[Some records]
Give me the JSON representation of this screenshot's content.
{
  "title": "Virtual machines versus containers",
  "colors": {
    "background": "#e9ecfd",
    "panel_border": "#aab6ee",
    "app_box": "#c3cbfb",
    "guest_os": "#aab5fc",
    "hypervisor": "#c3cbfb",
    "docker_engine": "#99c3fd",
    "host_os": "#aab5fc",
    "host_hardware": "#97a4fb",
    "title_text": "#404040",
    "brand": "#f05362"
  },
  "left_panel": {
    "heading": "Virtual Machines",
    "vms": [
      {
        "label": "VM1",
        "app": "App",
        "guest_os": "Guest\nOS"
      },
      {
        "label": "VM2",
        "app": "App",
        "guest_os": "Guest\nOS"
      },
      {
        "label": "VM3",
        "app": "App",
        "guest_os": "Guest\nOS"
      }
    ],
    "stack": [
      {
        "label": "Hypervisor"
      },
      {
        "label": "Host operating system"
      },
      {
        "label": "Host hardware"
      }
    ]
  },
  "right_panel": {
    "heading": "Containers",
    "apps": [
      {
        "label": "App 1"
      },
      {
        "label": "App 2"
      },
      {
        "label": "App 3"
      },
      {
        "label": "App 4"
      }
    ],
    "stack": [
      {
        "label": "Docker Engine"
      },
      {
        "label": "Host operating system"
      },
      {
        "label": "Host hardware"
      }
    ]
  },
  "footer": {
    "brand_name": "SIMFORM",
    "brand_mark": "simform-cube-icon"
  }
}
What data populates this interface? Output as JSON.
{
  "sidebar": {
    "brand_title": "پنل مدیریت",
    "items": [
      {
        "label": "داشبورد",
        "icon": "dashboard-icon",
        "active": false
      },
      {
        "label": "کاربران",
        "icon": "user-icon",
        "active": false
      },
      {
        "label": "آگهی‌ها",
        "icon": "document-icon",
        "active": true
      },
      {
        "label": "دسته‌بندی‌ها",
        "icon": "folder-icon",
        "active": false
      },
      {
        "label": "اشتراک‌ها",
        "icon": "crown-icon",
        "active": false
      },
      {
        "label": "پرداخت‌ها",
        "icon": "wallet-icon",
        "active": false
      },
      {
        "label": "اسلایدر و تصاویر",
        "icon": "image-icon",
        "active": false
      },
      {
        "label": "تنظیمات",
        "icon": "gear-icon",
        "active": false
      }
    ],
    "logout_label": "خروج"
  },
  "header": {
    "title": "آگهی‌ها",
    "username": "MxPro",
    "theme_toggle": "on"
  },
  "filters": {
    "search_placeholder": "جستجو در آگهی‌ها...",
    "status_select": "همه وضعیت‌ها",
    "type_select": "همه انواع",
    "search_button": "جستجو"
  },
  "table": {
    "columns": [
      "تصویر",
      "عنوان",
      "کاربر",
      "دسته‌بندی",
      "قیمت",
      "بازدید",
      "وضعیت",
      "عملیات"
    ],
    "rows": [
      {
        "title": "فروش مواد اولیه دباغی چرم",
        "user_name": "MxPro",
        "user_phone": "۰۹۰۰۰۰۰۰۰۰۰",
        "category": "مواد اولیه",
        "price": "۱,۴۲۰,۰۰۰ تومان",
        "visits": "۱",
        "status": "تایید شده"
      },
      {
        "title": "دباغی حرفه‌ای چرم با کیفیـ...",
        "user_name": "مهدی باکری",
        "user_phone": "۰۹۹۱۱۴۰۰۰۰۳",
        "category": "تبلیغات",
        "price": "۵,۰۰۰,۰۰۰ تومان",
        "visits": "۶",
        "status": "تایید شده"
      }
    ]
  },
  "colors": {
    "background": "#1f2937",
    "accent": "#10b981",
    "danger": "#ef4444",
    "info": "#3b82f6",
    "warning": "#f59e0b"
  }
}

● To be done
From the data above, show each line that contains "category".

● Response below
        "category": "مواد اولیه",
        "category": "تبلیغات",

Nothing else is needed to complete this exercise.